- **Your goal**
All of the data below must be repeated exactly.

— begin —

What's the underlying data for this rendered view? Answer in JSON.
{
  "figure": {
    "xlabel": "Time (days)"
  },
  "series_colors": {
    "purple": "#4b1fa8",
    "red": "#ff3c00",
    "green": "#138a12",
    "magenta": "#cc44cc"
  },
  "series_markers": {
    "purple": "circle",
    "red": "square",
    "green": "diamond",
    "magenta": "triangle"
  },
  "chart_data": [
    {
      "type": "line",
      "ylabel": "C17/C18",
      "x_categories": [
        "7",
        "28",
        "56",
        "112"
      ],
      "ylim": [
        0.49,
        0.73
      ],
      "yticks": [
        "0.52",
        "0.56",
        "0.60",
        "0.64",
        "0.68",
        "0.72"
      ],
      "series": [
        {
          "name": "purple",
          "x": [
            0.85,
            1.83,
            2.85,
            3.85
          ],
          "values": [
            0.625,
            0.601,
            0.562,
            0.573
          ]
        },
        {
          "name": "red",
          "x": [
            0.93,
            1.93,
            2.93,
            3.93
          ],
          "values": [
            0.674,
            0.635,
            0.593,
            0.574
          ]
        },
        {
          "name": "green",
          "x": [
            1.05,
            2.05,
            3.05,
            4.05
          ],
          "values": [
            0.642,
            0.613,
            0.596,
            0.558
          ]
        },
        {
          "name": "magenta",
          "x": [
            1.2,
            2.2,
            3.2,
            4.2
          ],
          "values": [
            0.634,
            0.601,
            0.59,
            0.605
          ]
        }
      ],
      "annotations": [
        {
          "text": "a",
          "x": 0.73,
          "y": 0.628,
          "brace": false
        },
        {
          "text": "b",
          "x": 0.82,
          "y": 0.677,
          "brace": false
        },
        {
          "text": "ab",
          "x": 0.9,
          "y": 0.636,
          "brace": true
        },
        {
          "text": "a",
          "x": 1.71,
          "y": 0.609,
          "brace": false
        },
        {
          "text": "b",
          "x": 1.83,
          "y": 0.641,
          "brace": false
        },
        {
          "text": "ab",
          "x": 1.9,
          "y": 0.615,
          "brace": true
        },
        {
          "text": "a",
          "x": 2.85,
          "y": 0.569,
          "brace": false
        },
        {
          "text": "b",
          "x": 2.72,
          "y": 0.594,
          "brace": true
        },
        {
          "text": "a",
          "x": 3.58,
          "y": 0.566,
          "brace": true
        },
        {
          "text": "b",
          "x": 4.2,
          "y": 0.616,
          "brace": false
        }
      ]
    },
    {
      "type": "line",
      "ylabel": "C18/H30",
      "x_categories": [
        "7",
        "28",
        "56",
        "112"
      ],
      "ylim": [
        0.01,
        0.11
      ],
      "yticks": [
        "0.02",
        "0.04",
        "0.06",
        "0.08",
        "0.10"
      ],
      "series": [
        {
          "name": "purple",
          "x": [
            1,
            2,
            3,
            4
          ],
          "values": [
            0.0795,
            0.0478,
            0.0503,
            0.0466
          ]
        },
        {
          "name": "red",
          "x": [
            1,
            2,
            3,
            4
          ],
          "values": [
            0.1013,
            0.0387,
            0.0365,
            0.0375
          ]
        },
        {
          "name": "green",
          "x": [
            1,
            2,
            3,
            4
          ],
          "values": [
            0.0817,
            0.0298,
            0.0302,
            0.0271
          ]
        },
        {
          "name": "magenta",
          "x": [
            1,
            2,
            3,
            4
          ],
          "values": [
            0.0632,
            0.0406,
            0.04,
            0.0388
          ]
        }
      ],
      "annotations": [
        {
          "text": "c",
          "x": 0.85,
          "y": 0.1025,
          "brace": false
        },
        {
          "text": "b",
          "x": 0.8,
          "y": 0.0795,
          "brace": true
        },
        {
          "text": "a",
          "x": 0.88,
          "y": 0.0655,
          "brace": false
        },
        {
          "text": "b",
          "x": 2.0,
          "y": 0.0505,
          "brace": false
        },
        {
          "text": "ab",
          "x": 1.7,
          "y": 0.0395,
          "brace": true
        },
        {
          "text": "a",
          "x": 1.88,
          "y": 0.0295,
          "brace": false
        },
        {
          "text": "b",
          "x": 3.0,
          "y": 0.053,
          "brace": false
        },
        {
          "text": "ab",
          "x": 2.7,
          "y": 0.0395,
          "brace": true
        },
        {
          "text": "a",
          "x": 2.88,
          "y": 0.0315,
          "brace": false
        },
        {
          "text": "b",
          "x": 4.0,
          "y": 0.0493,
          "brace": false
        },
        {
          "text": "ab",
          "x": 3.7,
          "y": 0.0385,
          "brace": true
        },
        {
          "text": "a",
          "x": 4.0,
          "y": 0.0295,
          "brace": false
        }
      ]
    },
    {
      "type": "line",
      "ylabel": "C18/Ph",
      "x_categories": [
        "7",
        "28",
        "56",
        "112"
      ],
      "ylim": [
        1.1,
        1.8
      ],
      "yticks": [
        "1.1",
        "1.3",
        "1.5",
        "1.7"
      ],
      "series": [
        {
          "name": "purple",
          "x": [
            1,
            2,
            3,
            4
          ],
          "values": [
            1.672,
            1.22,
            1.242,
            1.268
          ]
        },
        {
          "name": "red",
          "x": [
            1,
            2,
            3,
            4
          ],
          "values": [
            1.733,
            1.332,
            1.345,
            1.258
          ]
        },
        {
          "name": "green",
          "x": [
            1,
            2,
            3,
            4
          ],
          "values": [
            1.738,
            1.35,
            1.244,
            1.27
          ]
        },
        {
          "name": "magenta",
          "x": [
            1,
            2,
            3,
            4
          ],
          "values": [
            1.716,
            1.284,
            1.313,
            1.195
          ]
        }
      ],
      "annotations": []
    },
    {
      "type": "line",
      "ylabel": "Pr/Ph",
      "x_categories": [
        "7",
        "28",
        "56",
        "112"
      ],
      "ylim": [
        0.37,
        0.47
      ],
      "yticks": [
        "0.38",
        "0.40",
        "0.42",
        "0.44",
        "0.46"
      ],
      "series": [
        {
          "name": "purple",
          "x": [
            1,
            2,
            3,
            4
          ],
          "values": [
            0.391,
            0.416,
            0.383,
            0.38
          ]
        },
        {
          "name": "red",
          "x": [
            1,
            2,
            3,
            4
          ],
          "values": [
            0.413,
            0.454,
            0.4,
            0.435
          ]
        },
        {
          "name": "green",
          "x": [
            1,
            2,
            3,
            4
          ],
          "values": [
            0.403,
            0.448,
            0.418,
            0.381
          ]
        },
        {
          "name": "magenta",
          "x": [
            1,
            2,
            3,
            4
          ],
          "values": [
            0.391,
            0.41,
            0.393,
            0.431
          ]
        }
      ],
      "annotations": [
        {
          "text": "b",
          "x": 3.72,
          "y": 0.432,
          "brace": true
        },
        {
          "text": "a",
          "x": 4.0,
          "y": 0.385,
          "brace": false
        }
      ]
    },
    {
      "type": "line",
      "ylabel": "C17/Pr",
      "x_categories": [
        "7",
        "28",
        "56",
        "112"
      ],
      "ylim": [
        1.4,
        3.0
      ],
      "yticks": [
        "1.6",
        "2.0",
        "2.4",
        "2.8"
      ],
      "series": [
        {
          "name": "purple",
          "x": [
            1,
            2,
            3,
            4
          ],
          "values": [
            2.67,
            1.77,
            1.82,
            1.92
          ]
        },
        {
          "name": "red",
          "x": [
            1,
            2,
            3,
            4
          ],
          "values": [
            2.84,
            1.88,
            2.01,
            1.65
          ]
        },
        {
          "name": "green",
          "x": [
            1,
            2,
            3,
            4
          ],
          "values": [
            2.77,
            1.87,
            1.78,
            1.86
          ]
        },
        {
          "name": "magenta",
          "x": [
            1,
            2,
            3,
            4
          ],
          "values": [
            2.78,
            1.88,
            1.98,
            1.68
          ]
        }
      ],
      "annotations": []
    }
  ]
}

— end —

- **Answer to the problem**
What's the underlying data for this rendered view? Answer in JSON.
{
  "figure": {
    "xlabel": "Time (days)"
  },
  "series_colors": {
    "purple": "#4b1fa8",
    "red": "#ff3c00",
    "green": "#138a12",
    "magenta": "#cc44cc"
  },
  "series_markers": {
    "purple": "circle",
    "red": "square",
    "green": "diamond",
    "magenta": "triangle"
  },
  "chart_data": [
    {
      "type": "line",
      "ylabel": "C17/C18",
      "x_categories": [
        "7",
        "28",
        "56",
        "112"
      ],
      "ylim": [
        0.49,
        0.73
      ],
      "yticks": [
        "0.52",
        "0.56",
        "0.60",
        "0.64",
        "0.68",
        "0.72"
      ],
      "series": [
        {
          "name": "purple",
          "x": [
            0.85,
            1.83,
            2.85,
            3.85
          ],
          "values": [
            0.625,
            0.601,
            0.562,
            0.573
          ]
        },
        {
          "name": "red",
          "x": [
            0.93,
            1.93,
            2.93,
            3.93
          ],
          "values": [
            0.674,
            0.635,
            0.593,
            0.574
          ]
        },
        {
          "name": "green",
          "x": [
            1.05,
            2.05,
            3.05,
            4.05
          ],
          "values": [
            0.642,
            0.613,
            0.596,
            0.558
          ]
        },
        {
          "name": "magenta",
          "x": [
            1.2,
            2.2,
            3.2,
            4.2
          ],
          "values": [
            0.634,
            0.601,
            0.59,
            0.605
          ]
        }
      ],
      "annotations": [
        {
          "text": "a",
          "x": 0.73,
          "y": 0.628,
          "brace": false
        },
        {
          "text": "b",
          "x": 0.82,
          "y": 0.677,
          "brace": false
        },
        {
          "text": "ab",
          "x": 0.9,
          "y": 0.636,
          "brace": true
        },
        {
          "text": "a",
          "x": 1.71,
          "y": 0.609,
          "brace": false
        },
        {
          "text": "b",
          "x": 1.83,
          "y": 0.641,
          "brace": false
        },
        {
          "text": "ab",
          "x": 1.9,
          "y": 0.615,
          "brace": true
        },
        {
          "text": "a",
          "x": 2.85,
          "y": 0.569,
          "brace": false
        },
        {
          "text": "b",
          "x": 2.72,
          "y": 0.594,
          "brace": true
        },
        {
          "text": "a",
          "x": 3.58,
          "y": 0.566,
          "brace": true
        },
        {
          "text": "b",
          "x": 4.2,
          "y": 0.616,
          "brace": false
        }
      ]
    },
    {
      "type": "line",
      "ylabel": "C18/H30",
      "x_categories": [
        "7",
        "28",
        "56",
        "112"
      ],
      "ylim": [
        0.01,
        0.11
      ],
      "yticks": [
        "0.02",
        "0.04",
        "0.06",
        "0.08",
        "0.10"
      ],
      "series": [
        {
          "name": "purple",
          "x": [
            1,
            2,
            3,
            4
          ],
          "values": [
            0.0795,
            0.0478,
            0.0503,
            0.0466
          ]
        },
        {
          "name": "red",
          "x": [
            1,
            2,
            3,
            4
          ],
          "values": [
            0.1013,
            0.0387,
            0.0365,
            0.0375
          ]
        },
        {
          "name": "green",
          "x": [
            1,
            2,
            3,
            4
          ],
          "values": [
            0.0817,
            0.0298,
            0.0302,
            0.0271
          ]
        },
        {
          "name": "magenta",
          "x": [
            1,
            2,
            3,
            4
          ],
          "values": [
            0.0632,
            0.0406,
            0.04,
            0.0388
          ]
        }
      ],
      "annotations": [
        {
          "text": "c",
          "x": 0.85,
          "y": 0.1025,
          "brace": false
        },
        {
          "text": "b",
          "x": 0.8,
          "y": 0.0795,
          "brace": true
        },
        {
          "text": "a",
          "x": 0.88,
          "y": 0.0655,
          "brace": false
        },
        {
          "text": "b",
          "x": 2.0,
          "y": 0.0505,
          "brace": false
        },
        {
          "text": "ab",
          "x": 1.7,
          "y": 0.0395,
          "brace": true
        },
        {
          "text": "a",
          "x": 1.88,
          "y": 0.0295,
          "brace": false
        },
        {
          "text": "b",
          "x": 3.0,
          "y": 0.053,
          "brace": false
        },
        {
          "text": "ab",
          "x": 2.7,
          "y": 0.0395,
          "brace": true
        },
        {
          "text": "a",
          "x": 2.88,
          "y": 0.0315,
          "brace": false
        },
        {
          "text": "b",
          "x": 4.0,
          "y": 0.0493,
          "brace": false
        },
        {
          "text": "ab",
          "x": 3.7,
          "y": 0.0385,
          "brace": true
        },
        {
          "text": "a",
          "x": 4.0,
          "y": 0.0295,
          "brace": false
        }
      ]
    },
    {
      "type": "line",
      "ylabel": "C18/Ph",
      "x_categories": [
        "7",
        "28",
        "56",
        "112"
      ],
      "ylim": [
        1.1,
        1.8
      ],
      "yticks": [
        "1.1",
        "1.3",
        "1.5",
        "1.7"
      ],
      "series": [
        {
          "name": "purple",
          "x": [
            1,
            2,
            3,
            4
          ],
          "values": [
            1.672,
            1.22,
            1.242,
            1.268
          ]
        },
        {
          "name": "red",
          "x": [
            1,
            2,
            3,
            4
          ],
          "values": [
            1.733,
            1.332,
            1.345,
            1.258
          ]
        },
        {
          "name": "green",
          "x": [
            1,
            2,
            3,
            4
          ],
          "values": [
            1.738,
            1.35,
            1.244,
            1.27
          ]
        },
        {
          "name": "magenta",
          "x": [
            1,
            2,
            3,
            4
          ],
          "values": [
            1.716,
            1.284,
            1.313,
            1.195
          ]
        }
      ],
      "annotations": []
    },
    {
      "type": "line",
      "ylabel": "Pr/Ph",
      "x_categories": [
        "7",
        "28",
        "56",
        "112"
      ],
      "ylim": [
        0.37,
        0.47
      ],
      "yticks": [
        "0.38",
        "0.40",
        "0.42",
        "0.44",
        "0.46"
      ],
      "series": [
        {
          "name": "purple",
          "x": [
            1,
            2,
            3,
            4
          ],
          "values": [
            0.391,
            0.416,
            0.383,
            0.38
          ]
        },
        {
          "name": "red",
          "x": [
            1,
            2,
            3,
            4
          ],
          "values": [
            0.413,
            0.454,
            0.4,
            0.435
          ]
        },
        {
          "name": "green",
          "x": [
            1,
            2,
            3,
            4
          ],
          "values": [
            0.403,
            0.448,
            0.418,
            0.381
          ]
        },
        {
          "name": "magenta",
          "x": [
            1,
            2,
            3,
            4
          ],
          "values": [
            0.391,
            0.41,
            0.393,
            0.431
          ]
        }
      ],
      "annotations": [
        {
          "text": "b",
          "x": 3.72,
          "y": 0.432,
          "brace": true
        },
        {
          "text": "a",
          "x": 4.0,
          "y": 0.385,
          "brace": false
        }
      ]
    },
    {
      "type": "line",
      "ylabel": "C17/Pr",
      "x_categories": [
        "7",
        "28",
        "56",
        "112"
      ],
      "ylim": [
        1.4,
        3.0
      ],
      "yticks": [
        "1.6",
        "2.0",
        "2.4",
        "2.8"
      ],
      "series": [
        {
          "name": "purple",
          "x": [
            1,
            2,
            3,
            4
          ],
          "values": [
            2.67,
            1.77,
            1.82,
            1.92
          ]
        },
        {
          "name": "red",
          "x": [
            1,
            2,
            3,
            4
          ],
          "values": [
            2.84,
            1.88,
            2.01,
            1.65
          ]
        },
        {
          "name": "green",
          "x": [
            1,
            2,
            3,
            4
          ],
          "values": [
            2.77,
            1.87,
            1.78,
            1.86
          ]
        },
        {
          "name": "magenta",
          "x": [
            1,
            2,
            3,
            4
          ],
          "values": [
            2.78,
            1.88,
            1.98,
            1.68
          ]
        }
      ],
      "annotations": []
    }
  ]
}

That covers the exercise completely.